— Supplied records —
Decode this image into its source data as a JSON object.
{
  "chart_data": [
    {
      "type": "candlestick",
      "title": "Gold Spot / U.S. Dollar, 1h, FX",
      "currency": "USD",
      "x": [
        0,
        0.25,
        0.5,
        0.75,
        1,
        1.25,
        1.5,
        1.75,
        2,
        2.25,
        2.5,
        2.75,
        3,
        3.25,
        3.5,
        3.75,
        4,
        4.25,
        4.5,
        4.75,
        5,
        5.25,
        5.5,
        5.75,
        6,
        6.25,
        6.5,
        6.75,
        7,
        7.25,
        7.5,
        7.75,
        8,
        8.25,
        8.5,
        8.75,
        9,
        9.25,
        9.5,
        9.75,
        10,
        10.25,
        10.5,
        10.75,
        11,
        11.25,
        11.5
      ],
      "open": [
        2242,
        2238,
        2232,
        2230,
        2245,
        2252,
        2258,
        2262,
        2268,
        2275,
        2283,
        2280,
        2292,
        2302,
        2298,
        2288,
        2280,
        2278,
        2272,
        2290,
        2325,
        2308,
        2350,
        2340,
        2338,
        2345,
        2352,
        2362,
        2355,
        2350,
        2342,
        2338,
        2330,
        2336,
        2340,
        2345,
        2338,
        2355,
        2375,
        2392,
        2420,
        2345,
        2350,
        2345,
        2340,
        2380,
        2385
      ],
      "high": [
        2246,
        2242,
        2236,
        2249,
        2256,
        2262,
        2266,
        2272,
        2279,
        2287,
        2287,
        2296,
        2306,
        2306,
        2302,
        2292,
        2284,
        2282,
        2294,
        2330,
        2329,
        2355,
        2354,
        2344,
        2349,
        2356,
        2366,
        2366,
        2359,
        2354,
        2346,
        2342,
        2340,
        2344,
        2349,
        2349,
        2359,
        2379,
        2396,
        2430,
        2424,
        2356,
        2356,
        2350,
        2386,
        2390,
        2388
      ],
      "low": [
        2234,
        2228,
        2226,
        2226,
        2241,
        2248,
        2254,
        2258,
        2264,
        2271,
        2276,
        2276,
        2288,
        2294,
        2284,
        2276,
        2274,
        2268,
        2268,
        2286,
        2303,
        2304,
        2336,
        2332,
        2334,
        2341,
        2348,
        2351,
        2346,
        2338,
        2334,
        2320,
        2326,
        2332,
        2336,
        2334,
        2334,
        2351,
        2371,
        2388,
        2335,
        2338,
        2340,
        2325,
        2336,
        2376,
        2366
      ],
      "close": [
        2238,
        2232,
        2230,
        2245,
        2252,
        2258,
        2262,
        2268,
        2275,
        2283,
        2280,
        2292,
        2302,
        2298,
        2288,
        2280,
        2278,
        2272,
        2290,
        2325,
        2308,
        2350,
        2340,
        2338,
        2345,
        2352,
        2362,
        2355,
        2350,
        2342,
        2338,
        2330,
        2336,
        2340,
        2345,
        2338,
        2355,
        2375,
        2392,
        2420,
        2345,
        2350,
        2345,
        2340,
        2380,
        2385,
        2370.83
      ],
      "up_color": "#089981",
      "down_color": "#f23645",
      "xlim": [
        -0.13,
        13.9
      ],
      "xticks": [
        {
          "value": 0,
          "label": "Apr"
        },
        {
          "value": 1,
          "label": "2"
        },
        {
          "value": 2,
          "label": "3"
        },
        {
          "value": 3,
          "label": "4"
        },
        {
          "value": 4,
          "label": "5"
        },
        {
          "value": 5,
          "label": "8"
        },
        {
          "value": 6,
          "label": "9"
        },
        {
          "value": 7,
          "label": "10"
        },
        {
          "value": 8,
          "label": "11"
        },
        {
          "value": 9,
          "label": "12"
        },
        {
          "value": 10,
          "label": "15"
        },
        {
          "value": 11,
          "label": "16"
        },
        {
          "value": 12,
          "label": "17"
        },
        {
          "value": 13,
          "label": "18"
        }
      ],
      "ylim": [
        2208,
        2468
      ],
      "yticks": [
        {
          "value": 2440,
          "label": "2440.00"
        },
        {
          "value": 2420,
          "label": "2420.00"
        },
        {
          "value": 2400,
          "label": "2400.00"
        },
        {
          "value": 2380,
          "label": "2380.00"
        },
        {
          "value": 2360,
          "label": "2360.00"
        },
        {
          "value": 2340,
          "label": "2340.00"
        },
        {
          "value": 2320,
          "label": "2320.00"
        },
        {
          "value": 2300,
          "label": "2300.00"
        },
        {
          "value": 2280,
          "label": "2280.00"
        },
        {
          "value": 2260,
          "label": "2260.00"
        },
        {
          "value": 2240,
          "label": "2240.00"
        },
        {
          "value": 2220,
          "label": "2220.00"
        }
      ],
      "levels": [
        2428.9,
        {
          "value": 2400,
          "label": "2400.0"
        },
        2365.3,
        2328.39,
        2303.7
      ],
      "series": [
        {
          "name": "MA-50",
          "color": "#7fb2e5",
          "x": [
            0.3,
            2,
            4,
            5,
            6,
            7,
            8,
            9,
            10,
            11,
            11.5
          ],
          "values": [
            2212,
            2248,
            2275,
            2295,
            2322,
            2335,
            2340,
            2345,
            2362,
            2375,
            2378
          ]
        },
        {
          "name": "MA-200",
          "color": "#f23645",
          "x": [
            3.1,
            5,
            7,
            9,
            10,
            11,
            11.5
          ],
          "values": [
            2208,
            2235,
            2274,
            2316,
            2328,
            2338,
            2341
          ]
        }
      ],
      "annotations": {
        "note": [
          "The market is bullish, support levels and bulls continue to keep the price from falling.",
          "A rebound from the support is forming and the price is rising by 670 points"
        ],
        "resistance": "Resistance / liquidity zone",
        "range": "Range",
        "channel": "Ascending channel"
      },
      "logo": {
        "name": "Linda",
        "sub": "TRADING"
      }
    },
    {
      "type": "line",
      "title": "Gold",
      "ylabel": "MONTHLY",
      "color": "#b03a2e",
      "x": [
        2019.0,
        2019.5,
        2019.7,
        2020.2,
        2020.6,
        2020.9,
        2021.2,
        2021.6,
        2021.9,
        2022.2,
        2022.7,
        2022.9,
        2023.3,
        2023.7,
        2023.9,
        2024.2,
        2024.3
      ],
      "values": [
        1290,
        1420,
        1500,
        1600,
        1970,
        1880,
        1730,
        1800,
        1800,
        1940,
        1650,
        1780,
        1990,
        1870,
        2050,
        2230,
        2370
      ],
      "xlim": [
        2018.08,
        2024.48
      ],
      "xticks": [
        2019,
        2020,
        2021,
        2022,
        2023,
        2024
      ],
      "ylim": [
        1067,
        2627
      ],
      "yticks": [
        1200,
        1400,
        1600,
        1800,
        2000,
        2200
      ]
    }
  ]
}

— Goal —
What do the records say? Quote them all exactly.

— Finished task —
Decode this image into its source data as a JSON object.
{
  "chart_data": [
    {
      "type": "candlestick",
      "title": "Gold Spot / U.S. Dollar, 1h, FX",
      "currency": "USD",
      "x": [
        0,
        0.25,
        0.5,
        0.75,
        1,
        1.25,
        1.5,
        1.75,
        2,
        2.25,
        2.5,
        2.75,
        3,
        3.25,
        3.5,
        3.75,
        4,
        4.25,
        4.5,
        4.75,
        5,
        5.25,
        5.5,
        5.75,
        6,
        6.25,
        6.5,
        6.75,
        7,
        7.25,
        7.5,
        7.75,
        8,
        8.25,
        8.5,
        8.75,
        9,
        9.25,
        9.5,
        9.75,
        10,
        10.25,
        10.5,
        10.75,
        11,
        11.25,
        11.5
      ],
      "open": [
        2242,
        2238,
        2232,
        2230,
        2245,
        2252,
        2258,
        2262,
        2268,
        2275,
        2283,
        2280,
        2292,
        2302,
        2298,
        2288,
        2280,
        2278,
        2272,
        2290,
        2325,
        2308,
        2350,
        2340,
        2338,
        2345,
        2352,
        2362,
        2355,
        2350,
        2342,
        2338,
        2330,
        2336,
        2340,
        2345,
        2338,
        2355,
        2375,
        2392,
        2420,
        2345,
        2350,
        2345,
        2340,
        2380,
        2385
      ],
      "high": [
        2246,
        2242,
        2236,
        2249,
        2256,
        2262,
        2266,
        2272,
        2279,
        2287,
        2287,
        2296,
        2306,
        2306,
        2302,
        2292,
        2284,
        2282,
        2294,
        2330,
        2329,
        2355,
        2354,
        2344,
        2349,
        2356,
        2366,
        2366,
        2359,
        2354,
        2346,
        2342,
        2340,
        2344,
        2349,
        2349,
        2359,
        2379,
        2396,
        2430,
        2424,
        2356,
        2356,
        2350,
        2386,
        2390,
        2388
      ],
      "low": [
        2234,
        2228,
        2226,
        2226,
        2241,
        2248,
        2254,
        2258,
        2264,
        2271,
        2276,
        2276,
        2288,
        2294,
        2284,
        2276,
        2274,
        2268,
        2268,
        2286,
        2303,
        2304,
        2336,
        2332,
        2334,
        2341,
        2348,
        2351,
        2346,
        2338,
        2334,
        2320,
        2326,
        2332,
        2336,
        2334,
        2334,
        2351,
        2371,
        2388,
        2335,
        2338,
        2340,
        2325,
        2336,
        2376,
        2366
      ],
      "close": [
        2238,
        2232,
        2230,
        2245,
        2252,
        2258,
        2262,
        2268,
        2275,
        2283,
        2280,
        2292,
        2302,
        2298,
        2288,
        2280,
        2278,
        2272,
        2290,
        2325,
        2308,
        2350,
        2340,
        2338,
        2345,
        2352,
        2362,
        2355,
        2350,
        2342,
        2338,
        2330,
        2336,
        2340,
        2345,
        2338,
        2355,
        2375,
        2392,
        2420,
        2345,
        2350,
        2345,
        2340,
        2380,
        2385,
        2370.83
      ],
      "up_color": "#089981",
      "down_color": "#f23645",
      "xlim": [
        -0.13,
        13.9
      ],
      "xticks": [
        {
          "value": 0,
          "label": "Apr"
        },
        {
          "value": 1,
          "label": "2"
        },
        {
          "value": 2,
          "label": "3"
        },
        {
          "value": 3,
          "label": "4"
        },
        {
          "value": 4,
          "label": "5"
        },
        {
          "value": 5,
          "label": "8"
        },
        {
          "value": 6,
          "label": "9"
        },
        {
          "value": 7,
          "label": "10"
        },
        {
          "value": 8,
          "label": "11"
        },
        {
          "value": 9,
          "label": "12"
        },
        {
          "value": 10,
          "label": "15"
        },
        {
          "value": 11,
          "label": "16"
        },
        {
          "value": 12,
          "label": "17"
        },
        {
          "value": 13,
          "label": "18"
        }
      ],
      "ylim": [
        2208,
        2468
      ],
      "yticks": [
        {
          "value": 2440,
          "label": "2440.00"
        },
        {
          "value": 2420,
          "label": "2420.00"
        },
        {
          "value": 2400,
          "label": "2400.00"
        },
        {
          "value": 2380,
          "label": "2380.00"
        },
        {
          "value": 2360,
          "label": "2360.00"
        },
        {
          "value": 2340,
          "label": "2340.00"
        },
        {
          "value": 2320,
          "label": "2320.00"
        },
        {
          "value": 2300,
          "label": "2300.00"
        },
        {
          "value": 2280,
          "label": "2280.00"
        },
        {
          "value": 2260,
          "label": "2260.00"
        },
        {
          "value": 2240,
          "label": "2240.00"
        },
        {
          "value": 2220,
          "label": "2220.00"
        }
      ],
      "levels": [
        2428.9,
        {
          "value": 2400,
          "label": "2400.0"
        },
        2365.3,
        2328.39,
        2303.7
      ],
      "series": [
        {
          "name": "MA-50",
          "color": "#7fb2e5",
          "x": [
            0.3,
            2,
            4,
            5,
            6,
            7,
            8,
            9,
            10,
            11,
            11.5
          ],
          "values": [
            2212,
            2248,
            2275,
            2295,
            2322,
            2335,
            2340,
            2345,
            2362,
            2375,
            2378
          ]
        },
        {
          "name": "MA-200",
          "color": "#f23645",
          "x": [
            3.1,
            5,
            7,
            9,
            10,
            11,
            11.5
          ],
          "values": [
            2208,
            2235,
            2274,
            2316,
            2328,
            2338,
            2341
          ]
        }
      ],
      "annotations": {
        "note": [
          "The market is bullish, support levels and bulls continue to keep the price from falling.",
          "A rebound from the support is forming and the price is rising by 670 points"
        ],
        "resistance": "Resistance / liquidity zone",
        "range": "Range",
        "channel": "Ascending channel"
      },
      "logo": {
        "name": "Linda",
        "sub": "TRADING"
      }
    },
    {
      "type": "line",
      "title": "Gold",
      "ylabel": "MONTHLY",
      "color": "#b03a2e",
      "x": [
        2019.0,
        2019.5,
        2019.7,
        2020.2,
        2020.6,
        2020.9,
        2021.2,
        2021.6,
        2021.9,
        2022.2,
        2022.7,
        2022.9,
        2023.3,
        2023.7,
        2023.9,
        2024.2,
        2024.3
      ],
      "values": [
        1290,
        1420,
        1500,
        1600,
        1970,
        1880,
        1730,
        1800,
        1800,
        1940,
        1650,
        1780,
        1990,
        1870,
        2050,
        2230,
        2370
      ],
      "xlim": [
        2018.08,
        2024.48
      ],
      "xticks": [
        2019,
        2020,
        2021,
        2022,
        2023,
        2024
      ],
      "ylim": [
        1067,
        2627
      ],
      "yticks": [
        1200,
        1400,
        1600,
        1800,
        2000,
        2200
      ]
    }
  ]
}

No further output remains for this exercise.